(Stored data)
(begin)

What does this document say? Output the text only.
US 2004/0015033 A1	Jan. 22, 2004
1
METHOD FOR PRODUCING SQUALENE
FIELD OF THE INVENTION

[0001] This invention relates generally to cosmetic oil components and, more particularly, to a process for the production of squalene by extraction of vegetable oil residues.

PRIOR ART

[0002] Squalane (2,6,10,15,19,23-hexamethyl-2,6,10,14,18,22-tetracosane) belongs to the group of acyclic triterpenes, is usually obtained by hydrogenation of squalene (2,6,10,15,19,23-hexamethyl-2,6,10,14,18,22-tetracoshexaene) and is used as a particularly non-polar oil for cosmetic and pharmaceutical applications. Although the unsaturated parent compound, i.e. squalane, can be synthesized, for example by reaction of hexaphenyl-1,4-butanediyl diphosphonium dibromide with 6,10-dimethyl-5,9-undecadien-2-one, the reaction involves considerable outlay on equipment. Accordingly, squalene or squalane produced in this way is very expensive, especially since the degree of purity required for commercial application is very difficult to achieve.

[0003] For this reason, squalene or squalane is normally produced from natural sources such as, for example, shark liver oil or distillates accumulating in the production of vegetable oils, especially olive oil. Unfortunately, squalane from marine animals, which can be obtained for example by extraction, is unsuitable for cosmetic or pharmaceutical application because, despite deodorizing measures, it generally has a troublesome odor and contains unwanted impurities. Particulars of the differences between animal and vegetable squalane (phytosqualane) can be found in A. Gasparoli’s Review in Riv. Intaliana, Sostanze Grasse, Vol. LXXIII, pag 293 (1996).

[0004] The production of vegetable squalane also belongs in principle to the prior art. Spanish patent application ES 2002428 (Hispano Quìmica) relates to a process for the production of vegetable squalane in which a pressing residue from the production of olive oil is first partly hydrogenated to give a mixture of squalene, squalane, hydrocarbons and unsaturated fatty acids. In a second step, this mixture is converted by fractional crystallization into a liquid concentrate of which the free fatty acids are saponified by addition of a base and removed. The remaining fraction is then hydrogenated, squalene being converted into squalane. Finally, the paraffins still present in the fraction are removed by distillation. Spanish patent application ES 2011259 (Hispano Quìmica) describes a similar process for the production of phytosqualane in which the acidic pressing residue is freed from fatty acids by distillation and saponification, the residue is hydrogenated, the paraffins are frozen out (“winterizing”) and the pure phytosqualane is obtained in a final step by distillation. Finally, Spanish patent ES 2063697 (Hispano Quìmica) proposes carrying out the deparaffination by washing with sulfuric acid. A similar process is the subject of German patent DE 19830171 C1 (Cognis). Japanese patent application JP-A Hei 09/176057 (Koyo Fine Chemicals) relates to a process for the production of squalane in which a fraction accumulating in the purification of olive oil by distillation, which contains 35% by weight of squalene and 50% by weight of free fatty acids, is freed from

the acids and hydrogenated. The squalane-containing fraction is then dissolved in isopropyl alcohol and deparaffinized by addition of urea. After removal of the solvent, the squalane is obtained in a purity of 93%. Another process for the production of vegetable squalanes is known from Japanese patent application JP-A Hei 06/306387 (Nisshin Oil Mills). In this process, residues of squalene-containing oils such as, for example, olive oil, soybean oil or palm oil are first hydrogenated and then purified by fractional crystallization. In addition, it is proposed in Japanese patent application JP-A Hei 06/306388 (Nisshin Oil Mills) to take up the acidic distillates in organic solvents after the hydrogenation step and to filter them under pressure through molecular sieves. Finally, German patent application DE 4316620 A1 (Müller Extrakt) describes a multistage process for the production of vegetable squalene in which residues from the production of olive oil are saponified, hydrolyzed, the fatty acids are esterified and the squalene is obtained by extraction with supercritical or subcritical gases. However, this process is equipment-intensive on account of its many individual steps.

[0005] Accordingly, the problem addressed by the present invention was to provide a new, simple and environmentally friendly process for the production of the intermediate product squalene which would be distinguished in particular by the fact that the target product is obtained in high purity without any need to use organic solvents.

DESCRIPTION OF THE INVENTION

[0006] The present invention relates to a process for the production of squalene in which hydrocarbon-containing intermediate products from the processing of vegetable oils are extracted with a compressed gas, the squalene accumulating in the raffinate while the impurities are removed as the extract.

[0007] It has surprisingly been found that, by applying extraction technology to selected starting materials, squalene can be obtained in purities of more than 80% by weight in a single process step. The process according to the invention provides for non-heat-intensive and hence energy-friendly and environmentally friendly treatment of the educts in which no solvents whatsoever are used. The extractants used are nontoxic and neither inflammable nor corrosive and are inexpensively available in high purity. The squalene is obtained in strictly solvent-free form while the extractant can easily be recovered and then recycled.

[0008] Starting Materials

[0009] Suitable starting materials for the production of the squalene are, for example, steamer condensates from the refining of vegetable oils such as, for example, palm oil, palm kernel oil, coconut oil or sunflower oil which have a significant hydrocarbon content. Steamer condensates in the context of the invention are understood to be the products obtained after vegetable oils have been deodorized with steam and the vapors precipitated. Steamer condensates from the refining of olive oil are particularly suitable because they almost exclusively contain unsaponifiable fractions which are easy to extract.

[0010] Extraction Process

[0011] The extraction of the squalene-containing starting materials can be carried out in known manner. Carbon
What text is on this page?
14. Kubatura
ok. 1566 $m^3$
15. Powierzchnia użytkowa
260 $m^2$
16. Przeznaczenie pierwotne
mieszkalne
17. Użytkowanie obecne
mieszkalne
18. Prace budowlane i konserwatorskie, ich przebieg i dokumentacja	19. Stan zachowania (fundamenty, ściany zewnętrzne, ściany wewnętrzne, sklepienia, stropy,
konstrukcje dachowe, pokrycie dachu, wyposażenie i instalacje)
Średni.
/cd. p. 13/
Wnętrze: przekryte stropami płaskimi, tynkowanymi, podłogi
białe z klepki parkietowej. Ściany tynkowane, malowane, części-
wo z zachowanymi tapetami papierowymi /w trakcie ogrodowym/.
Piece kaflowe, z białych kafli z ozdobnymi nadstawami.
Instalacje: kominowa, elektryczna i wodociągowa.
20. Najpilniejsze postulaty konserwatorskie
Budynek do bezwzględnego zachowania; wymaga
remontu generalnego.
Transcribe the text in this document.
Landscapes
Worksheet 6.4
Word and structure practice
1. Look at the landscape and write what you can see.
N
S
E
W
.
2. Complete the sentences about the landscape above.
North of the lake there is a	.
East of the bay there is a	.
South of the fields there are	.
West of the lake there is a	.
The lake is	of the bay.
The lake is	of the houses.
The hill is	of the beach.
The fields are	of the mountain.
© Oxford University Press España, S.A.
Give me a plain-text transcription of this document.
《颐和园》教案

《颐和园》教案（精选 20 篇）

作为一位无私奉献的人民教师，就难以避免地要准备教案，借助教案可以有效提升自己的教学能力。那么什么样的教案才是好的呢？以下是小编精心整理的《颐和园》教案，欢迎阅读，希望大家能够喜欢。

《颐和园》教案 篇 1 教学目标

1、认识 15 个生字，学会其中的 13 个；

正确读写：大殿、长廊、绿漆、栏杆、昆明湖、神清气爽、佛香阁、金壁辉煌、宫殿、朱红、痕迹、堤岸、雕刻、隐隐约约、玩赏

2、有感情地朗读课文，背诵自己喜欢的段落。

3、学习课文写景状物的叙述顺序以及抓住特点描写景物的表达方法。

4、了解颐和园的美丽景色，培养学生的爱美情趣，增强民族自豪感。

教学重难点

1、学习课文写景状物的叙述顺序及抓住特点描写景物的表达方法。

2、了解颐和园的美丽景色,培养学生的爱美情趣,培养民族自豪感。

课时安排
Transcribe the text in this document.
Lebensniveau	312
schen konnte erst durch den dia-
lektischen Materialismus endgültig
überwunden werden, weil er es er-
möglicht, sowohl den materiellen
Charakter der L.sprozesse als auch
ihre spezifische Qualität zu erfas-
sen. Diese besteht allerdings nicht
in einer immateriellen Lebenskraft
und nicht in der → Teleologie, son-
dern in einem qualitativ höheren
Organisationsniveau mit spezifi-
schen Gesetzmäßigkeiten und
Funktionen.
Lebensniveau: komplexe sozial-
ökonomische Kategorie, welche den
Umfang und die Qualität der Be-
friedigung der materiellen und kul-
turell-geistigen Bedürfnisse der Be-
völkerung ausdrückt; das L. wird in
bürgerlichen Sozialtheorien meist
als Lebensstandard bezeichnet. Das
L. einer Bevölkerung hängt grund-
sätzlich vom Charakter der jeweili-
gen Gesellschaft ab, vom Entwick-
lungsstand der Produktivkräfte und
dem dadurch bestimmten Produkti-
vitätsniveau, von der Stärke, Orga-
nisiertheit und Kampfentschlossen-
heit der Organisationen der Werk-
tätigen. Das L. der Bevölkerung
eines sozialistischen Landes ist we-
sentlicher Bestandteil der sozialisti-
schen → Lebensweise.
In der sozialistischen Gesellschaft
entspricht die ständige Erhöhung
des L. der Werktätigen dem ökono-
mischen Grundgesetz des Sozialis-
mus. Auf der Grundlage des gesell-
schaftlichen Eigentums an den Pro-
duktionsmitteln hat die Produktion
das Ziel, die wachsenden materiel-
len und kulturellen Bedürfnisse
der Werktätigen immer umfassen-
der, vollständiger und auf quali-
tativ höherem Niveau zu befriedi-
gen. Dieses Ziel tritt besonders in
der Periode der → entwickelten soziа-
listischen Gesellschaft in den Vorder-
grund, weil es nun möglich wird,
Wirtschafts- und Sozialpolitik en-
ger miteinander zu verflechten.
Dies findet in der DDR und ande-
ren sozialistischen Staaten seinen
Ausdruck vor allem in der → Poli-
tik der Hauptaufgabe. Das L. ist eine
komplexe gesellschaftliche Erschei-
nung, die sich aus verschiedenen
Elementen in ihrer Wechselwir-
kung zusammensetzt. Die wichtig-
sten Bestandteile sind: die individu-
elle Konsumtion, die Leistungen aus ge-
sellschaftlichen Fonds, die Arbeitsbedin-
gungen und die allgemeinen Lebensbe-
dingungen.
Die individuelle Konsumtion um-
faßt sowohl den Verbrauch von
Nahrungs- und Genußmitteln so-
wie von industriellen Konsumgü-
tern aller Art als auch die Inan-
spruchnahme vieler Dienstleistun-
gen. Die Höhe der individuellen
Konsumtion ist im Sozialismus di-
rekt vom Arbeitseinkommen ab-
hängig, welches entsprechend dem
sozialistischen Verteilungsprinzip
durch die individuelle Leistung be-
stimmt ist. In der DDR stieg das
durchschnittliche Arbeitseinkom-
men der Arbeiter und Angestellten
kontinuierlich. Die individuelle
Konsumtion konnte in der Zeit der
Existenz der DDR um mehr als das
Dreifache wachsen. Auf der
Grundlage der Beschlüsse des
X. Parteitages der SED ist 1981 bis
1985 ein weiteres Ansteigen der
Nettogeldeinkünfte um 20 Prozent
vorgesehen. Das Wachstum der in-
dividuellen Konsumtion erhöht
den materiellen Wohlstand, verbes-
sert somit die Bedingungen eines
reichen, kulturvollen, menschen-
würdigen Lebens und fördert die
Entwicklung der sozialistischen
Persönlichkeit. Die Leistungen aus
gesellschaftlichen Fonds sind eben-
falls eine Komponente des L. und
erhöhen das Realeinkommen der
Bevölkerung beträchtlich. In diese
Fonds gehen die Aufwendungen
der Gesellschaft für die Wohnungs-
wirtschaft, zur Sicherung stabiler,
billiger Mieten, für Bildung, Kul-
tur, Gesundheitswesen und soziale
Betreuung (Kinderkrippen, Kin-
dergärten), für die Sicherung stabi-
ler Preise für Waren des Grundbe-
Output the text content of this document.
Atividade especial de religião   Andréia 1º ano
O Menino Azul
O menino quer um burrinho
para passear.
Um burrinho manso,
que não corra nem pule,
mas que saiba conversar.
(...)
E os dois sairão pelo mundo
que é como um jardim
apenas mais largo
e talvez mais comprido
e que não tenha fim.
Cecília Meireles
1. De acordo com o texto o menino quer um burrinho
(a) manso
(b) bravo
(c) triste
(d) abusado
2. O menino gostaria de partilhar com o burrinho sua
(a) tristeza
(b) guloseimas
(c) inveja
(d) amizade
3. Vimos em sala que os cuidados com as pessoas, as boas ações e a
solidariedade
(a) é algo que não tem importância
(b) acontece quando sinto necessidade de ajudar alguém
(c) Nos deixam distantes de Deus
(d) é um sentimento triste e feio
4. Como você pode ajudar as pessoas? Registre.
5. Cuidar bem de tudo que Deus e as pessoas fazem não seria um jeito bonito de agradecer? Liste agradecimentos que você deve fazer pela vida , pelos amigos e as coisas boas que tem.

(end)

**GIVEN PROBLEM**
Pull every line containing "burrinho" out of the records.

**SOLUTION FOR THIS PROBLEM**
O menino quer um burrinho
Um burrinho manso,
1. De acordo com o texto o menino quer um burrinho
2. O menino gostaria de partilhar com o burrinho sua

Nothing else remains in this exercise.